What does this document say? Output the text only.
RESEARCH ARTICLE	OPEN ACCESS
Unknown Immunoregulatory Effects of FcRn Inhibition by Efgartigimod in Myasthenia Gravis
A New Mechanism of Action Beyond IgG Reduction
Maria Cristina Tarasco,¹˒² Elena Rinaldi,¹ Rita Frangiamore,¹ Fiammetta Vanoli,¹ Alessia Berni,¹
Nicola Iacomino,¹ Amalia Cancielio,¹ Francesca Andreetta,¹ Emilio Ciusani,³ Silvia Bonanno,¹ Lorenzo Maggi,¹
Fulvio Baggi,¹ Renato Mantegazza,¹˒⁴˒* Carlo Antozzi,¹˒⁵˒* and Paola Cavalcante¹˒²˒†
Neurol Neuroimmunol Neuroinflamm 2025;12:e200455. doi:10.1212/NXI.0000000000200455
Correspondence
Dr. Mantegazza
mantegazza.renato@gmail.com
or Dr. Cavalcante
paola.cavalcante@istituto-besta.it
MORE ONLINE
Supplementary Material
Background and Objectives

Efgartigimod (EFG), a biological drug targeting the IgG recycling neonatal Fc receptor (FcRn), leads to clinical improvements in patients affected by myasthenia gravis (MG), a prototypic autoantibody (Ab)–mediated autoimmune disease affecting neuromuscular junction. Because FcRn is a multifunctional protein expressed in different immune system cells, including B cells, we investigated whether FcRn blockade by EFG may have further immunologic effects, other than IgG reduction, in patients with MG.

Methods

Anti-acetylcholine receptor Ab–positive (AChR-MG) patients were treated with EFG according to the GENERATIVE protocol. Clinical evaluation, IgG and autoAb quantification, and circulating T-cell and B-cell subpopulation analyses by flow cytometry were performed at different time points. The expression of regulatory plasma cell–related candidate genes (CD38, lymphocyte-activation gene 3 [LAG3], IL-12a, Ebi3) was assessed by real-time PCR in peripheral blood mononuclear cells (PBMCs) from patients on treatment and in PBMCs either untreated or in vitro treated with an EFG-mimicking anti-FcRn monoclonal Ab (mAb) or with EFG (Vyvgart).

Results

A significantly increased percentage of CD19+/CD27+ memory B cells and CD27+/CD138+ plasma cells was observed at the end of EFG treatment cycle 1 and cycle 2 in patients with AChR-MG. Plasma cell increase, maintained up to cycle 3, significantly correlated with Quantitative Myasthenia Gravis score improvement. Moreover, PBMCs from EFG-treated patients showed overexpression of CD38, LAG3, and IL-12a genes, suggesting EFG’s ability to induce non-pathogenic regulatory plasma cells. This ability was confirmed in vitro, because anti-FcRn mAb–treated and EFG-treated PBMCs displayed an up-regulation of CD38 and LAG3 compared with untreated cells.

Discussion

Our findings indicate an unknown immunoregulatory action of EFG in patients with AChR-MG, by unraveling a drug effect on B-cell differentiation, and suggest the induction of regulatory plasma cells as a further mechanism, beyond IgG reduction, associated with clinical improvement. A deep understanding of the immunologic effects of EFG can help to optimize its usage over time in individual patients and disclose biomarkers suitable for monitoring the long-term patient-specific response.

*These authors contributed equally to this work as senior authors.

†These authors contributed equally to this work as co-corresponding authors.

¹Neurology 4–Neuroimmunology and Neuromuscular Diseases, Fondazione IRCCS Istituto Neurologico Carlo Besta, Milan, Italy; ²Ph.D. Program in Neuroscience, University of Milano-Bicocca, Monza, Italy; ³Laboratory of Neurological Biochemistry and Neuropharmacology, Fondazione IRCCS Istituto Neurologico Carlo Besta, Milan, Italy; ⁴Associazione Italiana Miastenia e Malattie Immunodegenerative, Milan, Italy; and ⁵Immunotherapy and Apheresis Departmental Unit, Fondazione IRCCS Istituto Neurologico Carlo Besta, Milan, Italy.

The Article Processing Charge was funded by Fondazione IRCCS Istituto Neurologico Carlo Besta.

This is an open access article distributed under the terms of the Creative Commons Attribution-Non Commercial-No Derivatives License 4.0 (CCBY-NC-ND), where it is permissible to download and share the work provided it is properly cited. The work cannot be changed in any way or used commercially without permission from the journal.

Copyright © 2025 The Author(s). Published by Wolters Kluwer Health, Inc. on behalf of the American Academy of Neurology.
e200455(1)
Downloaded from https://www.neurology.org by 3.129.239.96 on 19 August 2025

:: HOW TO COMPLETE THIS TASK ::
An exact copy of every record above is what's needed here.

:: WRITTEN REPLY ::
What does this document say? Output the text only.
RESEARCH ARTICLE	OPEN ACCESS
Unknown Immunoregulatory Effects of FcRn Inhibition by Efgartigimod in Myasthenia Gravis
A New Mechanism of Action Beyond IgG Reduction
Maria Cristina Tarasco,¹˒² Elena Rinaldi,¹ Rita Frangiamore,¹ Fiammetta Vanoli,¹ Alessia Berni,¹
Nicola Iacomino,¹ Amalia Cancielio,¹ Francesca Andreetta,¹ Emilio Ciusani,³ Silvia Bonanno,¹ Lorenzo Maggi,¹
Fulvio Baggi,¹ Renato Mantegazza,¹˒⁴˒* Carlo Antozzi,¹˒⁵˒* and Paola Cavalcante¹˒²˒†
Neurol Neuroimmunol Neuroinflamm 2025;12:e200455. doi:10.1212/NXI.0000000000200455
Correspondence
Dr. Mantegazza
mantegazza.renato@gmail.com
or Dr. Cavalcante
paola.cavalcante@istituto-besta.it
MORE ONLINE
Supplementary Material
Background and Objectives

Efgartigimod (EFG), a biological drug targeting the IgG recycling neonatal Fc receptor (FcRn), leads to clinical improvements in patients affected by myasthenia gravis (MG), a prototypic autoantibody (Ab)–mediated autoimmune disease affecting neuromuscular junction. Because FcRn is a multifunctional protein expressed in different immune system cells, including B cells, we investigated whether FcRn blockade by EFG may have further immunologic effects, other than IgG reduction, in patients with MG.

Methods

Anti-acetylcholine receptor Ab–positive (AChR-MG) patients were treated with EFG according to the GENERATIVE protocol. Clinical evaluation, IgG and autoAb quantification, and circulating T-cell and B-cell subpopulation analyses by flow cytometry were performed at different time points. The expression of regulatory plasma cell–related candidate genes (CD38, lymphocyte-activation gene 3 [LAG3], IL-12a, Ebi3) was assessed by real-time PCR in peripheral blood mononuclear cells (PBMCs) from patients on treatment and in PBMCs either untreated or in vitro treated with an EFG-mimicking anti-FcRn monoclonal Ab (mAb) or with EFG (Vyvgart).

Results

A significantly increased percentage of CD19+/CD27+ memory B cells and CD27+/CD138+ plasma cells was observed at the end of EFG treatment cycle 1 and cycle 2 in patients with AChR-MG. Plasma cell increase, maintained up to cycle 3, significantly correlated with Quantitative Myasthenia Gravis score improvement. Moreover, PBMCs from EFG-treated patients showed overexpression of CD38, LAG3, and IL-12a genes, suggesting EFG’s ability to induce non-pathogenic regulatory plasma cells. This ability was confirmed in vitro, because anti-FcRn mAb–treated and EFG-treated PBMCs displayed an up-regulation of CD38 and LAG3 compared with untreated cells.

Discussion

Our findings indicate an unknown immunoregulatory action of EFG in patients with AChR-MG, by unraveling a drug effect on B-cell differentiation, and suggest the induction of regulatory plasma cells as a further mechanism, beyond IgG reduction, associated with clinical improvement. A deep understanding of the immunologic effects of EFG can help to optimize its usage over time in individual patients and disclose biomarkers suitable for monitoring the long-term patient-specific response.

*These authors contributed equally to this work as senior authors.

†These authors contributed equally to this work as co-corresponding authors.

¹Neurology 4–Neuroimmunology and Neuromuscular Diseases, Fondazione IRCCS Istituto Neurologico Carlo Besta, Milan, Italy; ²Ph.D. Program in Neuroscience, University of Milano-Bicocca, Monza, Italy; ³Laboratory of Neurological Biochemistry and Neuropharmacology, Fondazione IRCCS Istituto Neurologico Carlo Besta, Milan, Italy; ⁴Associazione Italiana Miastenia e Malattie Immunodegenerative, Milan, Italy; and ⁵Immunotherapy and Apheresis Departmental Unit, Fondazione IRCCS Istituto Neurologico Carlo Besta, Milan, Italy.

The Article Processing Charge was funded by Fondazione IRCCS Istituto Neurologico Carlo Besta.

This is an open access article distributed under the terms of the Creative Commons Attribution-Non Commercial-No Derivatives License 4.0 (CCBY-NC-ND), where it is permissible to download and share the work provided it is properly cited. The work cannot be changed in any way or used commercially without permission from the journal.

Copyright © 2025 The Author(s). Published by Wolters Kluwer Health, Inc. on behalf of the American Academy of Neurology.
e200455(1)
Downloaded from https://www.neurology.org by 3.129.239.96 on 19 August 2025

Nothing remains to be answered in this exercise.